Given data »
[start]
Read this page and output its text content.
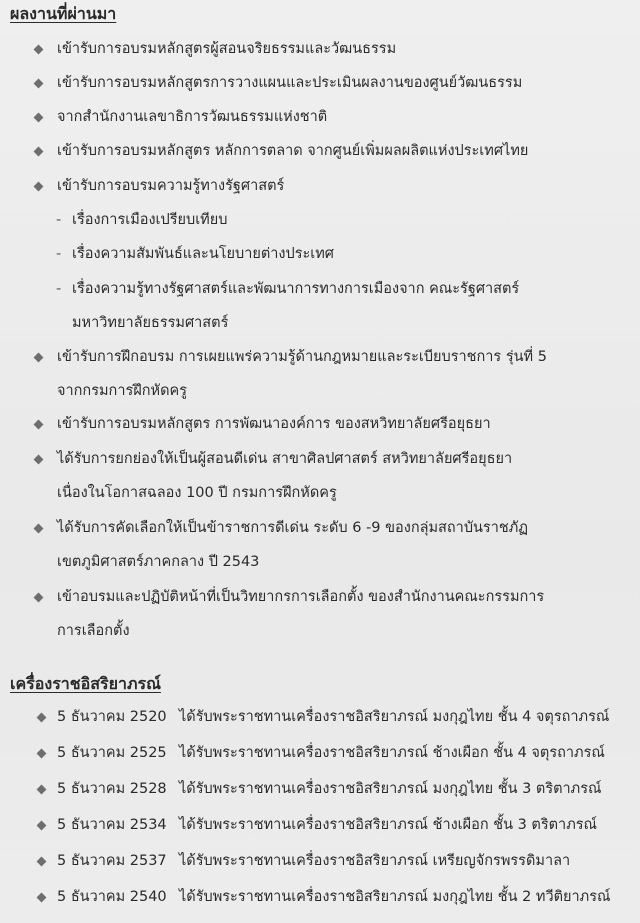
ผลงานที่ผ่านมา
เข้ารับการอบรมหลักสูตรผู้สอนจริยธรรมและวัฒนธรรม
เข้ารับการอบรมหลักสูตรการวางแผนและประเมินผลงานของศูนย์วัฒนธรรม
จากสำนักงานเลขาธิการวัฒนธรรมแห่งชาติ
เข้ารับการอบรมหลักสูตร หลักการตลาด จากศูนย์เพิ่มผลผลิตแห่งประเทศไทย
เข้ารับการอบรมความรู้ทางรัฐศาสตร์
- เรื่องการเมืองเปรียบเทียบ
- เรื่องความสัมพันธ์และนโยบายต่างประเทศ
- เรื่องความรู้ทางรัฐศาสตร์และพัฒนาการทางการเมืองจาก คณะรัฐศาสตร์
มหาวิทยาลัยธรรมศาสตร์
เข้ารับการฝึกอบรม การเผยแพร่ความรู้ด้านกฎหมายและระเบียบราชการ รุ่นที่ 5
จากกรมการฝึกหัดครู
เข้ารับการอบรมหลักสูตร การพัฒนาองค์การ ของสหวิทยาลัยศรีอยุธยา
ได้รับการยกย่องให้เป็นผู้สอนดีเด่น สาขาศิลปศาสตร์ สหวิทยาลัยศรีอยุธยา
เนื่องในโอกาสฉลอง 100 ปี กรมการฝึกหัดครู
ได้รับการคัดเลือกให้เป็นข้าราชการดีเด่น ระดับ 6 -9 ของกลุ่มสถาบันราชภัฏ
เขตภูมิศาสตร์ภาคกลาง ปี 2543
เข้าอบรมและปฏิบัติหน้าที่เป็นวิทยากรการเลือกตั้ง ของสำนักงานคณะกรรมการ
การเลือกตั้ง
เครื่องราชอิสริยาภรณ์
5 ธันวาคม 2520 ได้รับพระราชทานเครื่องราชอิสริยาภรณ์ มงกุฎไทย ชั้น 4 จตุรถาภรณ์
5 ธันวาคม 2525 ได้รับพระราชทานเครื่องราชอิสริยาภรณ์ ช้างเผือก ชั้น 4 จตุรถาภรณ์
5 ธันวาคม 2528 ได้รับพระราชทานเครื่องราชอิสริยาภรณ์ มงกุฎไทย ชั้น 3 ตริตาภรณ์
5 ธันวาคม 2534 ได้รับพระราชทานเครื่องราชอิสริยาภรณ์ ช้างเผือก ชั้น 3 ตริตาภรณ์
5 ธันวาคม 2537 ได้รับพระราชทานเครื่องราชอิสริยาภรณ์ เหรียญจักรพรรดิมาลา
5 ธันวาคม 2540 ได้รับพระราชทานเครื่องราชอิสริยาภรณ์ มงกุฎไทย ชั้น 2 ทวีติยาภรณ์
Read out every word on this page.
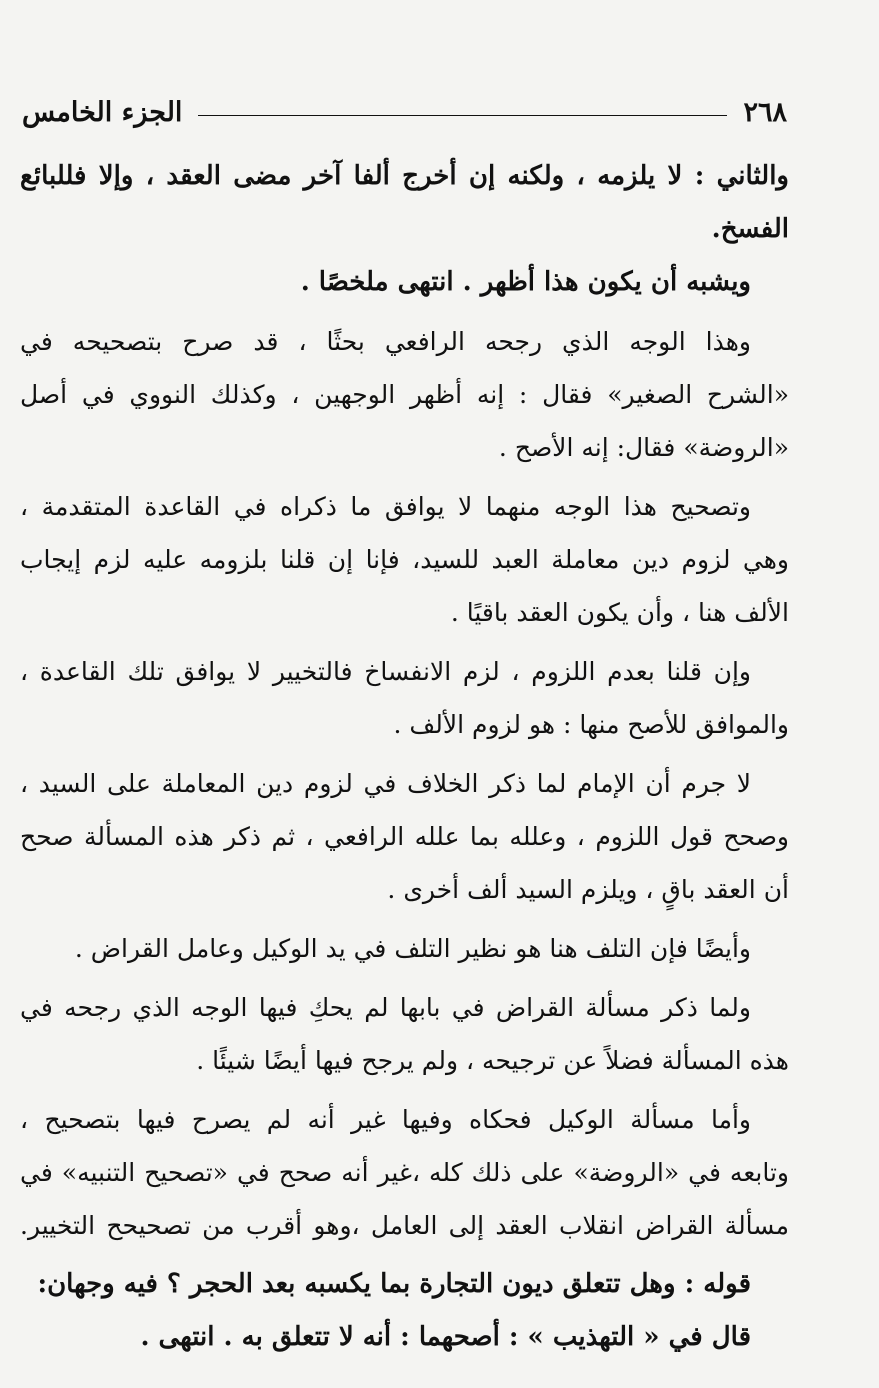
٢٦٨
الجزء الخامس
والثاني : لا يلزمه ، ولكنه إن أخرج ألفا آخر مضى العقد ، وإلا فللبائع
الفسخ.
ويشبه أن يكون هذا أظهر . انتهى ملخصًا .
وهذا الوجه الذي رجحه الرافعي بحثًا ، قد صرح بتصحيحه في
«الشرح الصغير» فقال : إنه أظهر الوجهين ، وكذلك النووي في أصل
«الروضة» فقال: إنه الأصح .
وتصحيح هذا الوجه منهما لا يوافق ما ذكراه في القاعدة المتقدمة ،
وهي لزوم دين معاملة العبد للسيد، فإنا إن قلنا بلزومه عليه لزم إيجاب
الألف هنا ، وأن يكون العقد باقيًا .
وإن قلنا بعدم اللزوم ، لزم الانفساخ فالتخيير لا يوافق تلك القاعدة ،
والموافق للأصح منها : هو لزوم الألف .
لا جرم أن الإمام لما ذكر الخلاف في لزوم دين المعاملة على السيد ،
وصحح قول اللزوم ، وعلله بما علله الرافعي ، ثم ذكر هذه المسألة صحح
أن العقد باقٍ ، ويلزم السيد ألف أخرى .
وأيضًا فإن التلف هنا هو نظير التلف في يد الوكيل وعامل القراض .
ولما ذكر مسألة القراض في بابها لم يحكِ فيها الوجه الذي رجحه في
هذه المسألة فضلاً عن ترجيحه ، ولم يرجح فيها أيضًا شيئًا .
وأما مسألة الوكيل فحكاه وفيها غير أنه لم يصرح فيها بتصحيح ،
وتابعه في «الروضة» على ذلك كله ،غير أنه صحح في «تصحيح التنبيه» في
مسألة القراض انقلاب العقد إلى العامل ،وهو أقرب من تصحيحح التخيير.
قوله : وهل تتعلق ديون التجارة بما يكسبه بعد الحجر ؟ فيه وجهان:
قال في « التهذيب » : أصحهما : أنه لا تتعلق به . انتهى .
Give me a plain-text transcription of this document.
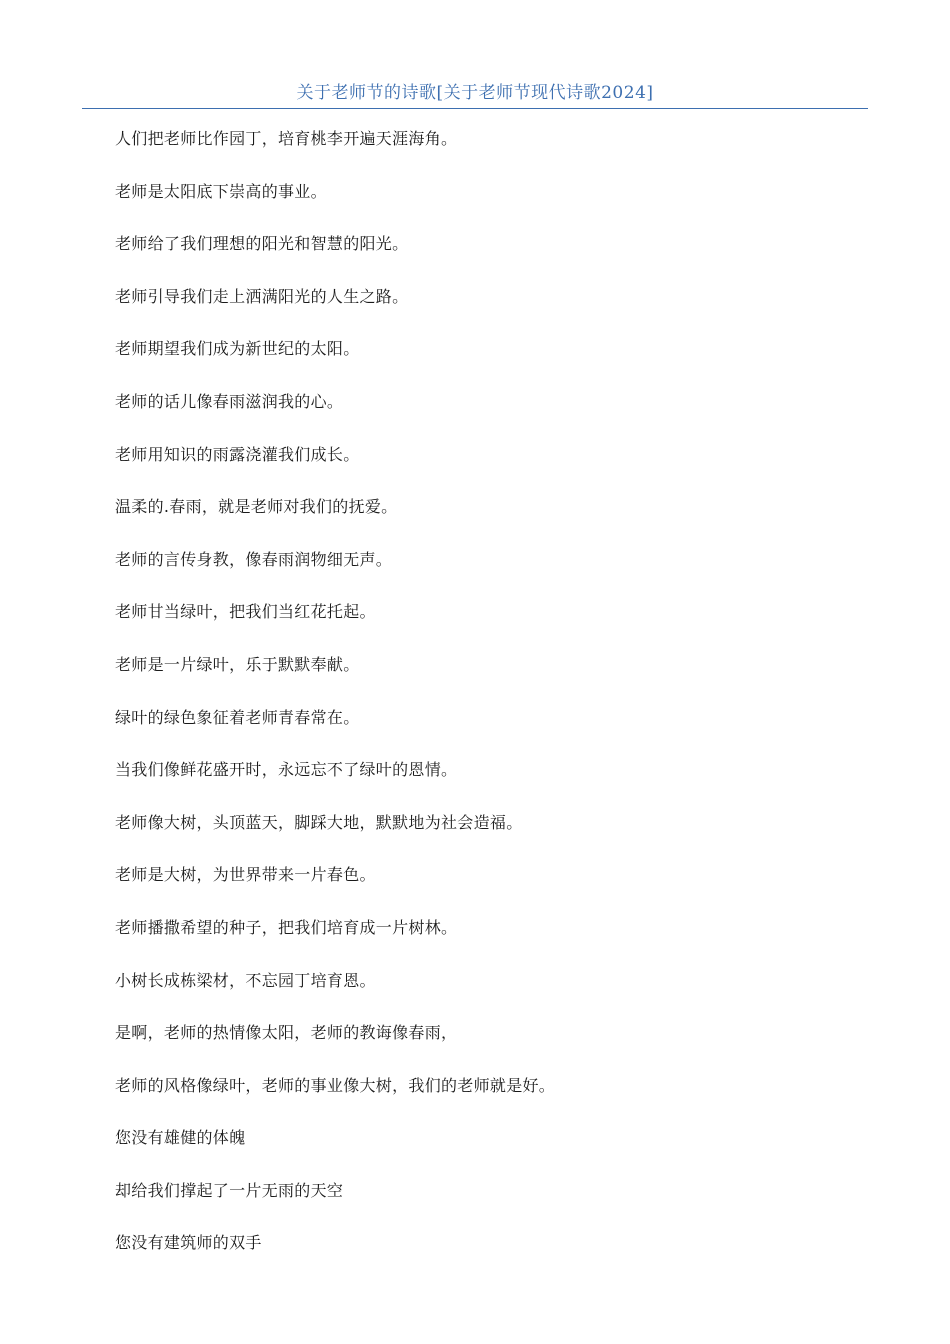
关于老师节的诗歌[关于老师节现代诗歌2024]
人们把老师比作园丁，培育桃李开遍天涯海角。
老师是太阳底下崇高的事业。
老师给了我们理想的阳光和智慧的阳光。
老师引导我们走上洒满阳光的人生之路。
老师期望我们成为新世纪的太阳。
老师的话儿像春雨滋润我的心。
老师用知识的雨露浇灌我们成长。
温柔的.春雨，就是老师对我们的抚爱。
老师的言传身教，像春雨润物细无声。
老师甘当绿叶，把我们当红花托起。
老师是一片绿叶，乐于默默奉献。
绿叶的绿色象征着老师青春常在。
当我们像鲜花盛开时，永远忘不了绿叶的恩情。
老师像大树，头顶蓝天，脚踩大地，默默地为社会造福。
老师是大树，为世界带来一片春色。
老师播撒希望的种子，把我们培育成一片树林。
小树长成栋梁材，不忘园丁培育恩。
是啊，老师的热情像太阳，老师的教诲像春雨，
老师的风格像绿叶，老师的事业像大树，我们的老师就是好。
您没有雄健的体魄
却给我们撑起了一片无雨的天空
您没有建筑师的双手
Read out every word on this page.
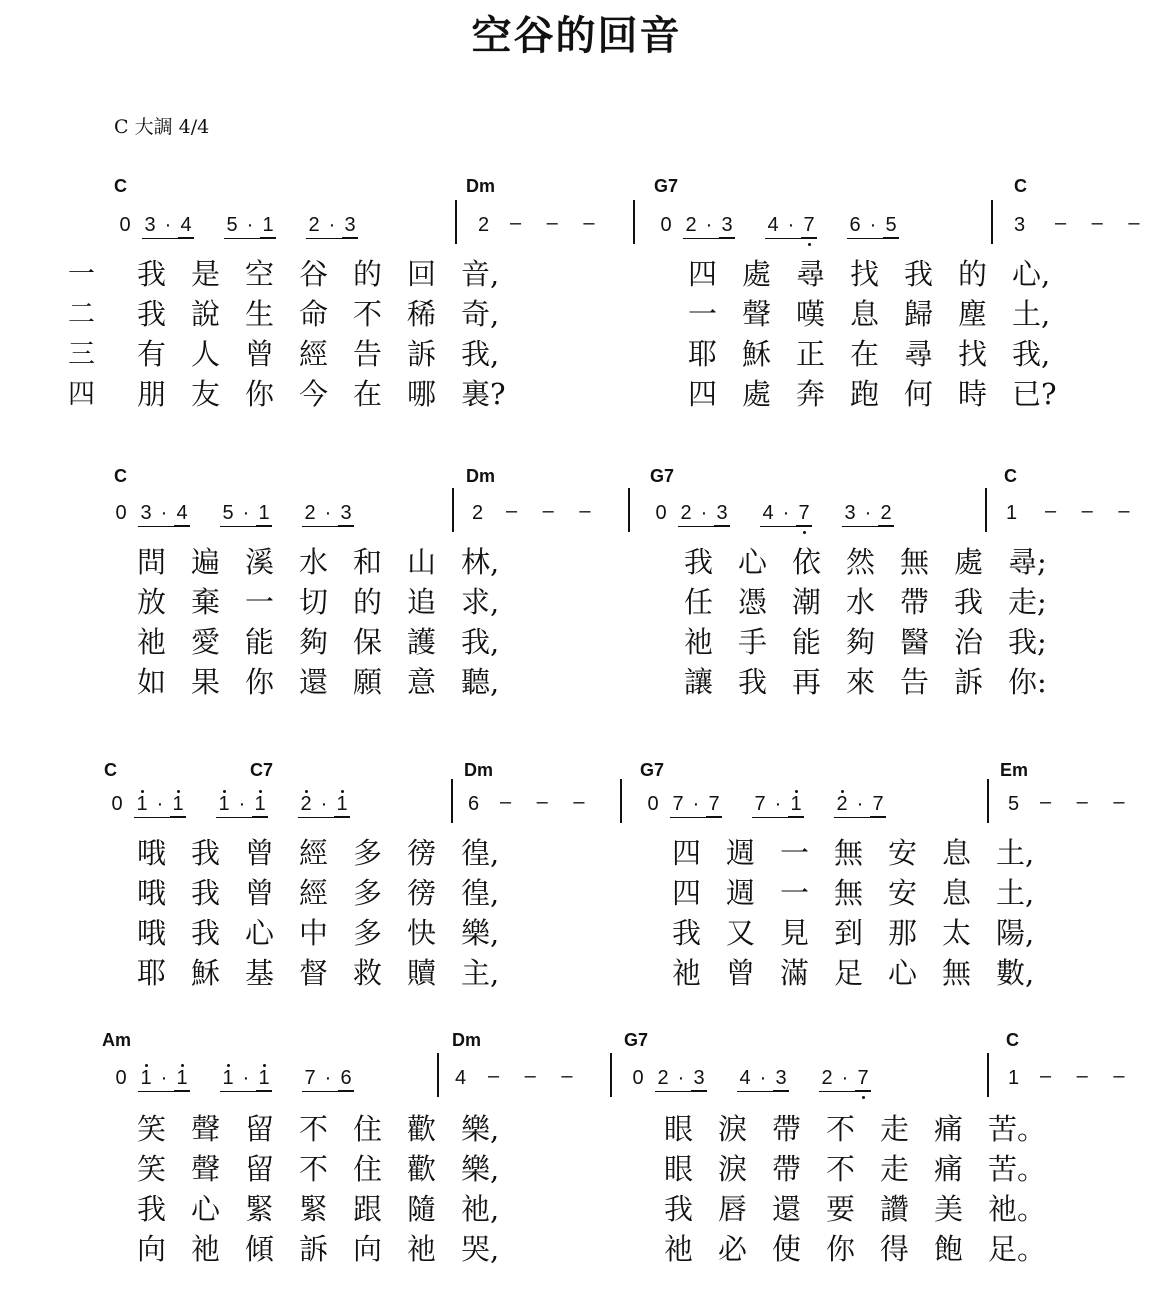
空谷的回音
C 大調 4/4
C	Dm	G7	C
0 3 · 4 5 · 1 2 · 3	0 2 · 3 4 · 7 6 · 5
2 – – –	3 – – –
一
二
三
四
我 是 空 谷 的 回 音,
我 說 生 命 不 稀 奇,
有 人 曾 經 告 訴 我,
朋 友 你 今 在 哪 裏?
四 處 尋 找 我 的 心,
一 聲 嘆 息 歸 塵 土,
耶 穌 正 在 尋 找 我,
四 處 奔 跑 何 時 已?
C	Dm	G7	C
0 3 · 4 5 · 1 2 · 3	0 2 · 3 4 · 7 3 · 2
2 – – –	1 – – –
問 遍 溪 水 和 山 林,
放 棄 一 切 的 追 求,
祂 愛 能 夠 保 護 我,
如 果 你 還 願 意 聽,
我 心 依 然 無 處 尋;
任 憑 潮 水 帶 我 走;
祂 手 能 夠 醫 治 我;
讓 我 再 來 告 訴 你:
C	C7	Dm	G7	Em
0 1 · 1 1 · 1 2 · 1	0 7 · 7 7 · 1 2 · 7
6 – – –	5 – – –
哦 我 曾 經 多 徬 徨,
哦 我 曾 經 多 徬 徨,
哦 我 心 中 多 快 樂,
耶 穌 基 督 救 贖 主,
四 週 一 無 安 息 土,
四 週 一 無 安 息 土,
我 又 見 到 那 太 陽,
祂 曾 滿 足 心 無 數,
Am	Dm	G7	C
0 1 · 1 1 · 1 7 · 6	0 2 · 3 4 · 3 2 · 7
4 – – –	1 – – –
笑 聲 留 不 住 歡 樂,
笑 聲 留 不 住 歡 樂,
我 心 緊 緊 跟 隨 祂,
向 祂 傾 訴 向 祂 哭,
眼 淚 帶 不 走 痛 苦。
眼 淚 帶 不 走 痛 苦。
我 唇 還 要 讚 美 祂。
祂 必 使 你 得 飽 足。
[end]
What you need to do » The entries above should be reproduced exactly, without their pictures.

The solution »
Read this page and output its text content.
ผลงานที่ผ่านมา
เข้ารับการอบรมหลักสูตรผู้สอนจริยธรรมและวัฒนธรรม
เข้ารับการอบรมหลักสูตรการวางแผนและประเมินผลงานของศูนย์วัฒนธรรม
จากสำนักงานเลขาธิการวัฒนธรรมแห่งชาติ
เข้ารับการอบรมหลักสูตร หลักการตลาด จากศูนย์เพิ่มผลผลิตแห่งประเทศไทย
เข้ารับการอบรมความรู้ทางรัฐศาสตร์
- เรื่องการเมืองเปรียบเทียบ
- เรื่องความสัมพันธ์และนโยบายต่างประเทศ
- เรื่องความรู้ทางรัฐศาสตร์และพัฒนาการทางการเมืองจาก คณะรัฐศาสตร์
มหาวิทยาลัยธรรมศาสตร์
เข้ารับการฝึกอบรม การเผยแพร่ความรู้ด้านกฎหมายและระเบียบราชการ รุ่นที่ 5
จากกรมการฝึกหัดครู
เข้ารับการอบรมหลักสูตร การพัฒนาองค์การ ของสหวิทยาลัยศรีอยุธยา
ได้รับการยกย่องให้เป็นผู้สอนดีเด่น สาขาศิลปศาสตร์ สหวิทยาลัยศรีอยุธยา
เนื่องในโอกาสฉลอง 100 ปี กรมการฝึกหัดครู
ได้รับการคัดเลือกให้เป็นข้าราชการดีเด่น ระดับ 6 -9 ของกลุ่มสถาบันราชภัฏ
เขตภูมิศาสตร์ภาคกลาง ปี 2543
เข้าอบรมและปฏิบัติหน้าที่เป็นวิทยากรการเลือกตั้ง ของสำนักงานคณะกรรมการ
การเลือกตั้ง
เครื่องราชอิสริยาภรณ์
5 ธันวาคม 2520 ได้รับพระราชทานเครื่องราชอิสริยาภรณ์ มงกุฎไทย ชั้น 4 จตุรถาภรณ์
5 ธันวาคม 2525 ได้รับพระราชทานเครื่องราชอิสริยาภรณ์ ช้างเผือก ชั้น 4 จตุรถาภรณ์
5 ธันวาคม 2528 ได้รับพระราชทานเครื่องราชอิสริยาภรณ์ มงกุฎไทย ชั้น 3 ตริตาภรณ์
5 ธันวาคม 2534 ได้รับพระราชทานเครื่องราชอิสริยาภรณ์ ช้างเผือก ชั้น 3 ตริตาภรณ์
5 ธันวาคม 2537 ได้รับพระราชทานเครื่องราชอิสริยาภรณ์ เหรียญจักรพรรดิมาลา
5 ธันวาคม 2540 ได้รับพระราชทานเครื่องราชอิสริยาภรณ์ มงกุฎไทย ชั้น 2 ทวีติยาภรณ์
Read out every word on this page.
٢٦٨
الجزء الخامس
والثاني : لا يلزمه ، ولكنه إن أخرج ألفا آخر مضى العقد ، وإلا فللبائع
الفسخ.
ويشبه أن يكون هذا أظهر . انتهى ملخصًا .
وهذا الوجه الذي رجحه الرافعي بحثًا ، قد صرح بتصحيحه في
«الشرح الصغير» فقال : إنه أظهر الوجهين ، وكذلك النووي في أصل
«الروضة» فقال: إنه الأصح .
وتصحيح هذا الوجه منهما لا يوافق ما ذكراه في القاعدة المتقدمة ،
وهي لزوم دين معاملة العبد للسيد، فإنا إن قلنا بلزومه عليه لزم إيجاب
الألف هنا ، وأن يكون العقد باقيًا .
وإن قلنا بعدم اللزوم ، لزم الانفساخ فالتخيير لا يوافق تلك القاعدة ،
والموافق للأصح منها : هو لزوم الألف .
لا جرم أن الإمام لما ذكر الخلاف في لزوم دين المعاملة على السيد ،
وصحح قول اللزوم ، وعلله بما علله الرافعي ، ثم ذكر هذه المسألة صحح
أن العقد باقٍ ، ويلزم السيد ألف أخرى .
وأيضًا فإن التلف هنا هو نظير التلف في يد الوكيل وعامل القراض .
ولما ذكر مسألة القراض في بابها لم يحكِ فيها الوجه الذي رجحه في
هذه المسألة فضلاً عن ترجيحه ، ولم يرجح فيها أيضًا شيئًا .
وأما مسألة الوكيل فحكاه وفيها غير أنه لم يصرح فيها بتصحيح ،
وتابعه في «الروضة» على ذلك كله ،غير أنه صحح في «تصحيح التنبيه» في
مسألة القراض انقلاب العقد إلى العامل ،وهو أقرب من تصحيحح التخيير.
قوله : وهل تتعلق ديون التجارة بما يكسبه بعد الحجر ؟ فيه وجهان:
قال في « التهذيب » : أصحهما : أنه لا تتعلق به . انتهى .
Give me a plain-text transcription of this document.
关于老师节的诗歌[关于老师节现代诗歌2024]
人们把老师比作园丁，培育桃李开遍天涯海角。
老师是太阳底下崇高的事业。
老师给了我们理想的阳光和智慧的阳光。
老师引导我们走上洒满阳光的人生之路。
老师期望我们成为新世纪的太阳。
老师的话儿像春雨滋润我的心。
老师用知识的雨露浇灌我们成长。
温柔的.春雨，就是老师对我们的抚爱。
老师的言传身教，像春雨润物细无声。
老师甘当绿叶，把我们当红花托起。
老师是一片绿叶，乐于默默奉献。
绿叶的绿色象征着老师青春常在。
当我们像鲜花盛开时，永远忘不了绿叶的恩情。
老师像大树，头顶蓝天，脚踩大地，默默地为社会造福。
老师是大树，为世界带来一片春色。
老师播撒希望的种子，把我们培育成一片树林。
小树长成栋梁材，不忘园丁培育恩。
是啊，老师的热情像太阳，老师的教诲像春雨，
老师的风格像绿叶，老师的事业像大树，我们的老师就是好。
您没有雄健的体魄
却给我们撑起了一片无雨的天空
您没有建筑师的双手
Read out every word on this page.
空谷的回音
C 大調 4/4
C	Dm	G7	C
0 3 · 4 5 · 1 2 · 3	0 2 · 3 4 · 7 6 · 5
2 – – –	3 – – –
一
二
三
四
我 是 空 谷 的 回 音,
我 說 生 命 不 稀 奇,
有 人 曾 經 告 訴 我,
朋 友 你 今 在 哪 裏?
四 處 尋 找 我 的 心,
一 聲 嘆 息 歸 塵 土,
耶 穌 正 在 尋 找 我,
四 處 奔 跑 何 時 已?
C	Dm	G7	C
0 3 · 4 5 · 1 2 · 3	0 2 · 3 4 · 7 3 · 2
2 – – –	1 – – –
問 遍 溪 水 和 山 林,
放 棄 一 切 的 追 求,
祂 愛 能 夠 保 護 我,
如 果 你 還 願 意 聽,
我 心 依 然 無 處 尋;
任 憑 潮 水 帶 我 走;
祂 手 能 夠 醫 治 我;
讓 我 再 來 告 訴 你:
C	C7	Dm	G7	Em
0 1 · 1 1 · 1 2 · 1	0 7 · 7 7 · 1 2 · 7
6 – – –	5 – – –
哦 我 曾 經 多 徬 徨,
哦 我 曾 經 多 徬 徨,
哦 我 心 中 多 快 樂,
耶 穌 基 督 救 贖 主,
四 週 一 無 安 息 土,
四 週 一 無 安 息 土,
我 又 見 到 那 太 陽,
祂 曾 滿 足 心 無 數,
Am	Dm	G7	C
0 1 · 1 1 · 1 7 · 6	0 2 · 3 4 · 3 2 · 7
4 – – –	1 – – –
笑 聲 留 不 住 歡 樂,
笑 聲 留 不 住 歡 樂,
我 心 緊 緊 跟 隨 祂,
向 祂 傾 訴 向 祂 哭,
眼 淚 帶 不 走 痛 苦。
眼 淚 帶 不 走 痛 苦。
我 唇 還 要 讚 美 祂。
祂 必 使 你 得 飽 足。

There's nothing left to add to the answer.